## Start EXERCISE INPUTS
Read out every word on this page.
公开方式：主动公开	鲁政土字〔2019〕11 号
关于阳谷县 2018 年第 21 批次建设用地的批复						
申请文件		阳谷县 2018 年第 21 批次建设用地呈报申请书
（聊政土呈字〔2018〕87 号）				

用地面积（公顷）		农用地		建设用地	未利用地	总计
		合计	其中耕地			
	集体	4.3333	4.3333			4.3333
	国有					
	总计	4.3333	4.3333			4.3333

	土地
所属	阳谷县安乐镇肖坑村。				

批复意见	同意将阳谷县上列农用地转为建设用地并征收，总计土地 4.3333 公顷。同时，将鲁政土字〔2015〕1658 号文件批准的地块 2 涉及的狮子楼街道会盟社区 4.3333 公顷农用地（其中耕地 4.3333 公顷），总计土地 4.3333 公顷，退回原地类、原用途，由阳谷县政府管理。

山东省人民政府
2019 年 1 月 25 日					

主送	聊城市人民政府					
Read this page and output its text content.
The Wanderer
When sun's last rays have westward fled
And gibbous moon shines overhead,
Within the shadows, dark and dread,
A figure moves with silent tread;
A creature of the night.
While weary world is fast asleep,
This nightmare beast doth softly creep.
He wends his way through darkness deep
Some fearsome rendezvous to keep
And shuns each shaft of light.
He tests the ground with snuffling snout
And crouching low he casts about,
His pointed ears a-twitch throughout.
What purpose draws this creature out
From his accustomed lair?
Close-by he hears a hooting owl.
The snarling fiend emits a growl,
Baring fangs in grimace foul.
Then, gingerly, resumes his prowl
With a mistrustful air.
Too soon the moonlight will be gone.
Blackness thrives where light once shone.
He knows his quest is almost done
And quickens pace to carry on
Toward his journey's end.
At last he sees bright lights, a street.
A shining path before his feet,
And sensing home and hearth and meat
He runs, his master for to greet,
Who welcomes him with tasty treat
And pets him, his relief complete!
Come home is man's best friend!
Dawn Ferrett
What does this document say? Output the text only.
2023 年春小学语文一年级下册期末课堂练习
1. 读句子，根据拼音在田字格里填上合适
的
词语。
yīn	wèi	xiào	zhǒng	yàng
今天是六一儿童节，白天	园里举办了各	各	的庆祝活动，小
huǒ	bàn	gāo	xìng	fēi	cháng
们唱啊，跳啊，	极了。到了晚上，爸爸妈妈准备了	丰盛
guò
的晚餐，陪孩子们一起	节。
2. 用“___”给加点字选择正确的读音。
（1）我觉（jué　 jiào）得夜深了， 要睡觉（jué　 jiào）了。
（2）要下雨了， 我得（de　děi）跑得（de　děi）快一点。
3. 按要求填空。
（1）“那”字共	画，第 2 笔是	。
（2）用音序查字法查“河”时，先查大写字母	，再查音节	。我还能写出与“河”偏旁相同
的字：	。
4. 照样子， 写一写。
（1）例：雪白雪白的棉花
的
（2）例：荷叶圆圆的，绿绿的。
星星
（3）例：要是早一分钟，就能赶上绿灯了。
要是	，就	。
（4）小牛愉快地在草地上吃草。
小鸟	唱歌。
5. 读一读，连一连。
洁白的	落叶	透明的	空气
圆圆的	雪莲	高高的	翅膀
## End EXERCISE INPUTS
• **GIVEN INSTRUCTION**
Repeat the data verbatim.

• **SOLVED PROBLEM**
Read out every word on this page.
公开方式：主动公开	鲁政土字〔2019〕11 号
关于阳谷县 2018 年第 21 批次建设用地的批复						
申请文件		阳谷县 2018 年第 21 批次建设用地呈报申请书
（聊政土呈字〔2018〕87 号）				

用地面积（公顷）		农用地		建设用地	未利用地	总计
		合计	其中耕地			
	集体	4.3333	4.3333			4.3333
	国有					
	总计	4.3333	4.3333			4.3333

	土地
所属	阳谷县安乐镇肖坑村。				

批复意见	同意将阳谷县上列农用地转为建设用地并征收，总计土地 4.3333 公顷。同时，将鲁政土字〔2015〕1658 号文件批准的地块 2 涉及的狮子楼街道会盟社区 4.3333 公顷农用地（其中耕地 4.3333 公顷），总计土地 4.3333 公顷，退回原地类、原用途，由阳谷县政府管理。

山东省人民政府
2019 年 1 月 25 日					

主送	聊城市人民政府					
Read this page and output its text content.
The Wanderer
When sun's last rays have westward fled
And gibbous moon shines overhead,
Within the shadows, dark and dread,
A figure moves with silent tread;
A creature of the night.
While weary world is fast asleep,
This nightmare beast doth softly creep.
He wends his way through darkness deep
Some fearsome rendezvous to keep
And shuns each shaft of light.
He tests the ground with snuffling snout
And crouching low he casts about,
His pointed ears a-twitch throughout.
What purpose draws this creature out
From his accustomed lair?
Close-by he hears a hooting owl.
The snarling fiend emits a growl,
Baring fangs in grimace foul.
Then, gingerly, resumes his prowl
With a mistrustful air.
Too soon the moonlight will be gone.
Blackness thrives where light once shone.
He knows his quest is almost done
And quickens pace to carry on
Toward his journey's end.
At last he sees bright lights, a street.
A shining path before his feet,
And sensing home and hearth and meat
He runs, his master for to greet,
Who welcomes him with tasty treat
And pets him, his relief complete!
Come home is man's best friend!
Dawn Ferrett
What does this document say? Output the text only.
2023 年春小学语文一年级下册期末课堂练习
1. 读句子，根据拼音在田字格里填上合适
的
词语。
yīn	wèi	xiào	zhǒng	yàng
今天是六一儿童节，白天	园里举办了各	各	的庆祝活动，小
huǒ	bàn	gāo	xìng	fēi	cháng
们唱啊，跳啊，	极了。到了晚上，爸爸妈妈准备了	丰盛
guò
的晚餐，陪孩子们一起	节。
2. 用“___”给加点字选择正确的读音。
（1）我觉（jué　 jiào）得夜深了， 要睡觉（jué　 jiào）了。
（2）要下雨了， 我得（de　děi）跑得（de　děi）快一点。
3. 按要求填空。
（1）“那”字共	画，第 2 笔是	。
（2）用音序查字法查“河”时，先查大写字母	，再查音节	。我还能写出与“河”偏旁相同
的字：	。
4. 照样子， 写一写。
（1）例：雪白雪白的棉花
的
（2）例：荷叶圆圆的，绿绿的。
星星
（3）例：要是早一分钟，就能赶上绿灯了。
要是	，就	。
（4）小牛愉快地在草地上吃草。
小鸟	唱歌。
5. 读一读，连一连。
洁白的	落叶	透明的	空气
圆圆的	雪莲	高高的	翅膀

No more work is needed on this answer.